Dataset items
◆ ◆ ◆ ◆

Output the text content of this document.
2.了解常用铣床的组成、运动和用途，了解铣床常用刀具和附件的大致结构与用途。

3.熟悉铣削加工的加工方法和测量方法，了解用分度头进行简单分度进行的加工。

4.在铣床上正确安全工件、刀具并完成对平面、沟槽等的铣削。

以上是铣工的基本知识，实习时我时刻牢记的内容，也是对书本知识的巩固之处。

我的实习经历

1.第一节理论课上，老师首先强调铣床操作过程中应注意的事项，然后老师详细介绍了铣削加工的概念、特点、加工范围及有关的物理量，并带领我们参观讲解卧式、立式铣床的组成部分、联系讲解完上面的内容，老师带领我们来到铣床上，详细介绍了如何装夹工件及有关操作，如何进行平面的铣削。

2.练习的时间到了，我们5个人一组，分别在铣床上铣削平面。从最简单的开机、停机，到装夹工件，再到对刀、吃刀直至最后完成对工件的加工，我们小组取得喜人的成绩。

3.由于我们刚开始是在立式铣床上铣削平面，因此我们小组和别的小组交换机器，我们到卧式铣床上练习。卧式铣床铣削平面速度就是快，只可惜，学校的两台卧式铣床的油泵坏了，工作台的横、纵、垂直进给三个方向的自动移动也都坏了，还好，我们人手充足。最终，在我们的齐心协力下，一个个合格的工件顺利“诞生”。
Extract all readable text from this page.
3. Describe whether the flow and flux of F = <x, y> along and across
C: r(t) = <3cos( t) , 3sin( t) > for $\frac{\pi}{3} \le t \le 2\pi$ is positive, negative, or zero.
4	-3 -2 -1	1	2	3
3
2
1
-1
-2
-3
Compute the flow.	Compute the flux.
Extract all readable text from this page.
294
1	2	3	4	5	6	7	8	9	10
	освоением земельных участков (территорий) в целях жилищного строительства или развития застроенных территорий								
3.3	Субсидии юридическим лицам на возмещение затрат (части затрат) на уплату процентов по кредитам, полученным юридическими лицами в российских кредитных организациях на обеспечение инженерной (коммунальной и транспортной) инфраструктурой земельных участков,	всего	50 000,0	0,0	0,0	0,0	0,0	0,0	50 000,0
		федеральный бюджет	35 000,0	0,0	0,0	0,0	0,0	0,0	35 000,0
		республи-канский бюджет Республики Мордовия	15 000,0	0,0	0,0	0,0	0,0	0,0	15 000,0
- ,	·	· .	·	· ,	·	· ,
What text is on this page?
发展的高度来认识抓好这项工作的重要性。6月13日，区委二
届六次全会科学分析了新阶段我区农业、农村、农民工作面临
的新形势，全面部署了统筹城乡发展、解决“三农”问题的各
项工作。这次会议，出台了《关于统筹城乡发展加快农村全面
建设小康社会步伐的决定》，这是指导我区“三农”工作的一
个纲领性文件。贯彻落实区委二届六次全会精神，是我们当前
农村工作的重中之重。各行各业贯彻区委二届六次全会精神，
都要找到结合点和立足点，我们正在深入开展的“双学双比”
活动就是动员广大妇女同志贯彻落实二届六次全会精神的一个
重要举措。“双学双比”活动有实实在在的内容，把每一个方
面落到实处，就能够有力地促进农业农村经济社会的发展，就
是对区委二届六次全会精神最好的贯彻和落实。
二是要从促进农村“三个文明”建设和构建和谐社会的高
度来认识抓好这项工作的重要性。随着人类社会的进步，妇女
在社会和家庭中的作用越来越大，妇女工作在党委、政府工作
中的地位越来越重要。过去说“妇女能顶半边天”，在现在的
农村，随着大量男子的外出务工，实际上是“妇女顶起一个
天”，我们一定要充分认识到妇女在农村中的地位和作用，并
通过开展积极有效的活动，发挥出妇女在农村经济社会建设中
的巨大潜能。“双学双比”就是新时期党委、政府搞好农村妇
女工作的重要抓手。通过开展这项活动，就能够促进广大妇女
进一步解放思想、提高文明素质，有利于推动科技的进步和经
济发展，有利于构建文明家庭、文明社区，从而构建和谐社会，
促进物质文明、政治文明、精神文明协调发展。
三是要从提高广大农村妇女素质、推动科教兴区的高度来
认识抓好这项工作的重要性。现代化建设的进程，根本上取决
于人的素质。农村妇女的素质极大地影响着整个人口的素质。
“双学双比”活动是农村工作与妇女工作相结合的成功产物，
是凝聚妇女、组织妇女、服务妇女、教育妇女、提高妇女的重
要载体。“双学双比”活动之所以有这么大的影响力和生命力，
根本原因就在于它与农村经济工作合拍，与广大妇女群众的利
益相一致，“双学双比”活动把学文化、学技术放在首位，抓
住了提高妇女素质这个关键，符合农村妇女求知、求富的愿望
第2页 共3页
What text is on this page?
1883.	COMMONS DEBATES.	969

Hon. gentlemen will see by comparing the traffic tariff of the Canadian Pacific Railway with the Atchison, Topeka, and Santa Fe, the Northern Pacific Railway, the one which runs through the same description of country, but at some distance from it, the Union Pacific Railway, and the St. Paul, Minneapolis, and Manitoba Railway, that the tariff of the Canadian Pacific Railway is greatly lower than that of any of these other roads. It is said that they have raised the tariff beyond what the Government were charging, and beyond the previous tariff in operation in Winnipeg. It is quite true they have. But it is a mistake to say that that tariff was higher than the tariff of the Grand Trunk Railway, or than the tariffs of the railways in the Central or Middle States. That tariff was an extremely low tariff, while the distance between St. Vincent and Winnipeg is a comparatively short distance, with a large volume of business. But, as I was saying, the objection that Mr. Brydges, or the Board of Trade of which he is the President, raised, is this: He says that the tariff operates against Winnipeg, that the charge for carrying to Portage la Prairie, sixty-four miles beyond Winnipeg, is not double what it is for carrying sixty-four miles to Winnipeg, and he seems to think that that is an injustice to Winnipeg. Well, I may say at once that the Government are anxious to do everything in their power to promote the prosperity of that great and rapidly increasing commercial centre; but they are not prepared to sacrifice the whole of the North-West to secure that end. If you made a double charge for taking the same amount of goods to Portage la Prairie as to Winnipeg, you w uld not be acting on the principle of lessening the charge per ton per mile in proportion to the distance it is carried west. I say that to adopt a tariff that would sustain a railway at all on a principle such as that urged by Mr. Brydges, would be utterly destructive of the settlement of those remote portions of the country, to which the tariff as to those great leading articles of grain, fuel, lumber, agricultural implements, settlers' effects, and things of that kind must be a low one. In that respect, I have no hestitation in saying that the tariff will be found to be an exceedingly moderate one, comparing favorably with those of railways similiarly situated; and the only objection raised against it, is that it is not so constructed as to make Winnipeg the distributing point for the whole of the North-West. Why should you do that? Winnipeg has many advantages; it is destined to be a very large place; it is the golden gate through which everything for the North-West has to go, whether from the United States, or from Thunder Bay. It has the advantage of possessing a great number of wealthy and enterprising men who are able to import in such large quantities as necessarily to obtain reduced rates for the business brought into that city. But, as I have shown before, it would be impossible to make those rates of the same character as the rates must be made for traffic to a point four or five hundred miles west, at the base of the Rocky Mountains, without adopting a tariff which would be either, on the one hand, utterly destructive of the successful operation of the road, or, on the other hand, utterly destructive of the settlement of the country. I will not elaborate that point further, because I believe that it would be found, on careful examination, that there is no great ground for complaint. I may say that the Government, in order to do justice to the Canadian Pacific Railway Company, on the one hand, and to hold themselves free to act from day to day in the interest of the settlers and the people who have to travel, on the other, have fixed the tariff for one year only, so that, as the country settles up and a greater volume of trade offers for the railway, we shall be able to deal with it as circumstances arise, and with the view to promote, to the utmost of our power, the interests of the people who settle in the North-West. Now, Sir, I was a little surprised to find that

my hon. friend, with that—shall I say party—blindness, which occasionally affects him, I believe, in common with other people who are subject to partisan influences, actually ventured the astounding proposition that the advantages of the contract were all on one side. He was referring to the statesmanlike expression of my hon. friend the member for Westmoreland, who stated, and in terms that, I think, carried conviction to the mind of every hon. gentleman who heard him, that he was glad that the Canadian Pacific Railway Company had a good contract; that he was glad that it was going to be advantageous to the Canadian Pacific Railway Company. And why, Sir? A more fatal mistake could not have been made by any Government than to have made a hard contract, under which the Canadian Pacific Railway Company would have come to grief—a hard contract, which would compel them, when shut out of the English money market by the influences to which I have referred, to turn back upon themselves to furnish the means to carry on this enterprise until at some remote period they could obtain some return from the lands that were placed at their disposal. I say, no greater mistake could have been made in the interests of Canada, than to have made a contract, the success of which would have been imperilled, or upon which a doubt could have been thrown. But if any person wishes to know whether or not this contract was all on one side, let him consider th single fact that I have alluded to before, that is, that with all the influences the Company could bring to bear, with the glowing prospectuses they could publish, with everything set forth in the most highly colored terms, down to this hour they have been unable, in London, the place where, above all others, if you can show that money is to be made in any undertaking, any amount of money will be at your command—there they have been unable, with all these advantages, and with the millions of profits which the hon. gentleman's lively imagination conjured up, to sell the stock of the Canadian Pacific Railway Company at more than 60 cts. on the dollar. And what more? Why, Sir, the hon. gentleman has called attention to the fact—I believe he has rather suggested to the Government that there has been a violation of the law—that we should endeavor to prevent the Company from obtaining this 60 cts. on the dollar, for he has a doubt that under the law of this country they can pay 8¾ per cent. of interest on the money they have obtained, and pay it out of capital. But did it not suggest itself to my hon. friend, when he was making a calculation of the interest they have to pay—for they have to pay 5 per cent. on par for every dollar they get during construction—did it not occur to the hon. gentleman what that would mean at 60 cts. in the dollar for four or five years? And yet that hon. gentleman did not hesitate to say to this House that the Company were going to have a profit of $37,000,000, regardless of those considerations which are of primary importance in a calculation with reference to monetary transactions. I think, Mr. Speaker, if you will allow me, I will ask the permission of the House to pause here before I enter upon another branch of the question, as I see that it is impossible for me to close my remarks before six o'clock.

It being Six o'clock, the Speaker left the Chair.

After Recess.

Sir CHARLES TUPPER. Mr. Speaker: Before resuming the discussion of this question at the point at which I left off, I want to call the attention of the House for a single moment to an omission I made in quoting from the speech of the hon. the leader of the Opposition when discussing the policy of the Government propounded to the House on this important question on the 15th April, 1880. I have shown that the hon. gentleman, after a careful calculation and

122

◆ ◆ ◆ ◆

> Aim:
In the records above, locate the lines holding the word "земельных". Copy each of them.

> Right answer:
	освоением земельных участков (территорий) в целях жилищного строительства или развития застроенных территорий								
3.3	Субсидии юридическим лицам на возмещение затрат (части затрат) на уплату процентов по кредитам, полученным юридическими лицами в российских кредитных организациях на обеспечение инженерной (коммунальной и транспортной) инфраструктурой земельных участков,	всего	50 000,0	0,0	0,0	0,0	0,0	0,0	50 000,0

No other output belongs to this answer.